* Requirement *
Go through the data below. List every line that holds the word "Output".

* Records shown *
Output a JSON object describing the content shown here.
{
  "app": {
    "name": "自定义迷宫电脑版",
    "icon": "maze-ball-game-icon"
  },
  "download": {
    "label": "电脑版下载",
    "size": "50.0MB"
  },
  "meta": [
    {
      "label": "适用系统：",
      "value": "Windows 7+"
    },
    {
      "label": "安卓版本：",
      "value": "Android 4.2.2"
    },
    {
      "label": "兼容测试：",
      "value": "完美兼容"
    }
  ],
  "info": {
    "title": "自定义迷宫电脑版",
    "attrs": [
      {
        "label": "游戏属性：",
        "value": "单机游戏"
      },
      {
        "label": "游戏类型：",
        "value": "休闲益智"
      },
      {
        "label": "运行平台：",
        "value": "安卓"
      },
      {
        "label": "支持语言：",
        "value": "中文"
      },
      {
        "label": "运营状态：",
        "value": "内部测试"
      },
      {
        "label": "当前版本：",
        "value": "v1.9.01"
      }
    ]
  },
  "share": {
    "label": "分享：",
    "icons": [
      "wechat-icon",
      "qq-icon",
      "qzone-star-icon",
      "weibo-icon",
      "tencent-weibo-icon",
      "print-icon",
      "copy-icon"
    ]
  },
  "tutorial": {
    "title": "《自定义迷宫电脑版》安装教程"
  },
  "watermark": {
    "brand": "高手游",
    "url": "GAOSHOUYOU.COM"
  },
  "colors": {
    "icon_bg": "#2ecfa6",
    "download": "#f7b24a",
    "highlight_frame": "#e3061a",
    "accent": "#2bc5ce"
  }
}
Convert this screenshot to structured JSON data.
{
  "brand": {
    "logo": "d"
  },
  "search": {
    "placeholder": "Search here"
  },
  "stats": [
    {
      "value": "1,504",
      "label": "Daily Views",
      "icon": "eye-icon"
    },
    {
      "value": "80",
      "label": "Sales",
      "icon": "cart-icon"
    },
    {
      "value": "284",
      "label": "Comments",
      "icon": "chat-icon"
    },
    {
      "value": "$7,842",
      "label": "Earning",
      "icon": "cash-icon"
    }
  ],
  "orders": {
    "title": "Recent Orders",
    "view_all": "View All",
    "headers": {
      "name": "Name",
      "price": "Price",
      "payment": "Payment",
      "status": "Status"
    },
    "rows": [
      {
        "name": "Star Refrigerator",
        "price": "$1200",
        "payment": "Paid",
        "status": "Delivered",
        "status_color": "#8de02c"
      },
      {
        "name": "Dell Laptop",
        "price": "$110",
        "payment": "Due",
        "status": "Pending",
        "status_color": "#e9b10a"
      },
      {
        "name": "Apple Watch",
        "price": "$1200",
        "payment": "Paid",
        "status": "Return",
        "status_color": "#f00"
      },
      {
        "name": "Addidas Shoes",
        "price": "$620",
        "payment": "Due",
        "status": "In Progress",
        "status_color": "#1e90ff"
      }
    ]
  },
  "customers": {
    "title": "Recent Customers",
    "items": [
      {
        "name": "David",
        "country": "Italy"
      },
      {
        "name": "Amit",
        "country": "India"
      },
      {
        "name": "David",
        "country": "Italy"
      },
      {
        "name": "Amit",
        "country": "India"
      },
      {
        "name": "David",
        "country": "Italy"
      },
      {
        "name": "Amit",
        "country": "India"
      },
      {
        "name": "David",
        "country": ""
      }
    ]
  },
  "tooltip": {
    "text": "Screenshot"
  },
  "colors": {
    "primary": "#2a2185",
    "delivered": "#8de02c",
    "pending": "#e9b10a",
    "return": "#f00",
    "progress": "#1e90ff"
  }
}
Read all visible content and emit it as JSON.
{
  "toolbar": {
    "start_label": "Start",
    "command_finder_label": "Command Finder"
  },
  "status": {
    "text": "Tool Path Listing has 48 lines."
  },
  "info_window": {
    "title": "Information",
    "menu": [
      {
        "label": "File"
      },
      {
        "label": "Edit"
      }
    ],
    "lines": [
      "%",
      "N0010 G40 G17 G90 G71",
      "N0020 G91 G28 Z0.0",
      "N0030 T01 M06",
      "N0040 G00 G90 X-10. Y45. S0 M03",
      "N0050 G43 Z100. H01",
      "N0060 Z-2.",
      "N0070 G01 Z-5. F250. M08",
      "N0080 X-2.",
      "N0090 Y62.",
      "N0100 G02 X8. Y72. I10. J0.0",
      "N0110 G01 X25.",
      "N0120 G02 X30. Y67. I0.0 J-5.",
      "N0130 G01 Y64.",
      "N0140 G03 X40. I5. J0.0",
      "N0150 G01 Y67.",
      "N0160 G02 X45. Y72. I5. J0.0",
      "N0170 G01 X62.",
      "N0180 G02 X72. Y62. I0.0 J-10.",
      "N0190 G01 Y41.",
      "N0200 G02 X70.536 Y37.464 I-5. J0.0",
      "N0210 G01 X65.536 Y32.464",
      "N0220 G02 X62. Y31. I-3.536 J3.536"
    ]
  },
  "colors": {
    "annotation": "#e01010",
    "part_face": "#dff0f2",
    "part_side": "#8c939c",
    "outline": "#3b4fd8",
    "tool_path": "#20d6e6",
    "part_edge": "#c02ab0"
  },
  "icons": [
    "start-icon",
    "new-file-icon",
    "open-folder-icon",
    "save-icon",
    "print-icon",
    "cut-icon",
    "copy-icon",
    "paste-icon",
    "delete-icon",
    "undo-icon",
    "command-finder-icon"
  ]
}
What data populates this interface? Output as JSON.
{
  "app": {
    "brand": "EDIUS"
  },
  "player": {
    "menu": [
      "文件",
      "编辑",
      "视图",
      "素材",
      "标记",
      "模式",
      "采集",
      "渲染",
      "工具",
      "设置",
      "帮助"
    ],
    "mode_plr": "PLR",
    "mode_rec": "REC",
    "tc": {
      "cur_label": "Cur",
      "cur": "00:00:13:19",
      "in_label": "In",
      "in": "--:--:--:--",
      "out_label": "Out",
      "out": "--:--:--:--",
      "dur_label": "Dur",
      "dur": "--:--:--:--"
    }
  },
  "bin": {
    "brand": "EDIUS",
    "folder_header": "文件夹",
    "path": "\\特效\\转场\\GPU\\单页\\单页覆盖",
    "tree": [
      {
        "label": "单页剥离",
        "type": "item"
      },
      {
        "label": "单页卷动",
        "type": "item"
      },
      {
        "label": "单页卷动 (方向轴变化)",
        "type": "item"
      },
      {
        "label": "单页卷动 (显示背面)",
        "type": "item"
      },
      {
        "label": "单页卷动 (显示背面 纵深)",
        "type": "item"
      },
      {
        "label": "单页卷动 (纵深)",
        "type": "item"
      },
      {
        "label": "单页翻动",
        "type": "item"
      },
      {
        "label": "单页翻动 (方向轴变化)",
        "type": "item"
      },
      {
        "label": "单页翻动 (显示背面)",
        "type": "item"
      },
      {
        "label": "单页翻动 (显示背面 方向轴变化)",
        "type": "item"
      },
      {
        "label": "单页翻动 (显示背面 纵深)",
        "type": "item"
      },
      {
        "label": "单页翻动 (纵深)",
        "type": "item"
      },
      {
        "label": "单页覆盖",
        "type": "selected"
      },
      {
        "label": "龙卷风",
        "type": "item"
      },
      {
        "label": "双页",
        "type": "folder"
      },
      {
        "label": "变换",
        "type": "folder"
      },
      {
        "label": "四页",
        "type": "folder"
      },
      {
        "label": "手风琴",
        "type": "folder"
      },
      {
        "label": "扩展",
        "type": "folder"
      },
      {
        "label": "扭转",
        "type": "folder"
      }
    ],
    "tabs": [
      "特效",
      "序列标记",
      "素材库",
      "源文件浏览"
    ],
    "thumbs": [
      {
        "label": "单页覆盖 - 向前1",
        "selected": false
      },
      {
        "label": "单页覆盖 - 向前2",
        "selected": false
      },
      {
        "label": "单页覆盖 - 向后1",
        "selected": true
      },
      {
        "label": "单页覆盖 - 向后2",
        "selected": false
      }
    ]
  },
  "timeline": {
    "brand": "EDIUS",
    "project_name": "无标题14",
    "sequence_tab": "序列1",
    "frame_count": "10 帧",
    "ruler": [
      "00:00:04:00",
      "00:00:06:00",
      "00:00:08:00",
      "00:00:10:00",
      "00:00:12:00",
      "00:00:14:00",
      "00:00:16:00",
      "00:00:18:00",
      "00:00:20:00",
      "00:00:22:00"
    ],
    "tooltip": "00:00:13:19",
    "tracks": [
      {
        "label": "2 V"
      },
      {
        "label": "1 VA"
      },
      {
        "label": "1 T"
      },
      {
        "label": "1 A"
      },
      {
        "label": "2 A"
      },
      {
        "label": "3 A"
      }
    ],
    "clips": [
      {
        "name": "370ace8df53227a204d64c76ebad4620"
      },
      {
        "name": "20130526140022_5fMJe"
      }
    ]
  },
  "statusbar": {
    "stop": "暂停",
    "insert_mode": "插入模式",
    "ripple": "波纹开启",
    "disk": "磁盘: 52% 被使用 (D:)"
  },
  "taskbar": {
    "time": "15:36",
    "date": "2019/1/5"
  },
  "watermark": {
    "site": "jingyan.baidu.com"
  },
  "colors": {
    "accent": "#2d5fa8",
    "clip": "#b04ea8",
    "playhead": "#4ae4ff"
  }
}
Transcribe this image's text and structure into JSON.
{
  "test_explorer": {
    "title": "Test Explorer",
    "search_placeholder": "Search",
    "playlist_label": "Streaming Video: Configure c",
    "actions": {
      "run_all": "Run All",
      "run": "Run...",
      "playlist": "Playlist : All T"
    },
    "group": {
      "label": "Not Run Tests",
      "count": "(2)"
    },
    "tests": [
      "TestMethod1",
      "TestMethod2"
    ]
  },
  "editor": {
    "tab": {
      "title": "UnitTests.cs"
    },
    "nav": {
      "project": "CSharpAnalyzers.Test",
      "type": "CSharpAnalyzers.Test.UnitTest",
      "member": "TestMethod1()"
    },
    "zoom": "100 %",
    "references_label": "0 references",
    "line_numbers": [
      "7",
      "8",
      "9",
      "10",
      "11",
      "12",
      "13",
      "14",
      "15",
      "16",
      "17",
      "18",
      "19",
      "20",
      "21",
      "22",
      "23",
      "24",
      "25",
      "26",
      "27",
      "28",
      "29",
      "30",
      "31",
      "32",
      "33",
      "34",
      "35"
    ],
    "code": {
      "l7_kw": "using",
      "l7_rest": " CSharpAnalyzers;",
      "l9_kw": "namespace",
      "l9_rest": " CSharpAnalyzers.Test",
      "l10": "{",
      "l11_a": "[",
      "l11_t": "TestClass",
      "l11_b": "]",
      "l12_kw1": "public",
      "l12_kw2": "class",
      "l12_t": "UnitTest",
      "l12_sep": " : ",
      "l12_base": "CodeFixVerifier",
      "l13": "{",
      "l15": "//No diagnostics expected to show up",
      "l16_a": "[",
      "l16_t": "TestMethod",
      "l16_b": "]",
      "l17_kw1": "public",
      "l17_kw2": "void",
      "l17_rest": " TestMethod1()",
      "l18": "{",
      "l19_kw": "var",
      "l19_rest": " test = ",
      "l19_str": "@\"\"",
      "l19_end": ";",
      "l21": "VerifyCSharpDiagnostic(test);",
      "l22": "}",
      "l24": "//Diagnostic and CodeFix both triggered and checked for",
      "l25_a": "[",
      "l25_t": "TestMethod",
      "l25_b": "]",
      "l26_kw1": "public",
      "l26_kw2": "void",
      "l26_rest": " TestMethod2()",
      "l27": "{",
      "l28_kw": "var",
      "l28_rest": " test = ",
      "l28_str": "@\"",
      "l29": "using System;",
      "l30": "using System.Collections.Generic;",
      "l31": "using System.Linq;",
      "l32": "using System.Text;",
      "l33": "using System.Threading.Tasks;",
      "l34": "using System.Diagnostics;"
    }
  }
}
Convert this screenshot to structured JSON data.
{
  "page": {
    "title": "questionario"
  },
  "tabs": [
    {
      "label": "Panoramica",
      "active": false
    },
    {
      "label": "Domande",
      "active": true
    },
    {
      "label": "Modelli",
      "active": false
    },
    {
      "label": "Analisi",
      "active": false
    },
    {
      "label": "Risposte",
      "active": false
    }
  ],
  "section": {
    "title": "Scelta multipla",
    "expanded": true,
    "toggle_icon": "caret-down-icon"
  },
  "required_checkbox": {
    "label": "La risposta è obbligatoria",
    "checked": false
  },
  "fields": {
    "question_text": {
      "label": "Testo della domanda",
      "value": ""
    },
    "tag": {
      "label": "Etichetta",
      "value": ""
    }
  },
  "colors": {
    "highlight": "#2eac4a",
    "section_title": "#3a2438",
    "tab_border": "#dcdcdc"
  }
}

* Correct answer *
Output a JSON object describing the content shown here.
What data populates this interface? Output as JSON.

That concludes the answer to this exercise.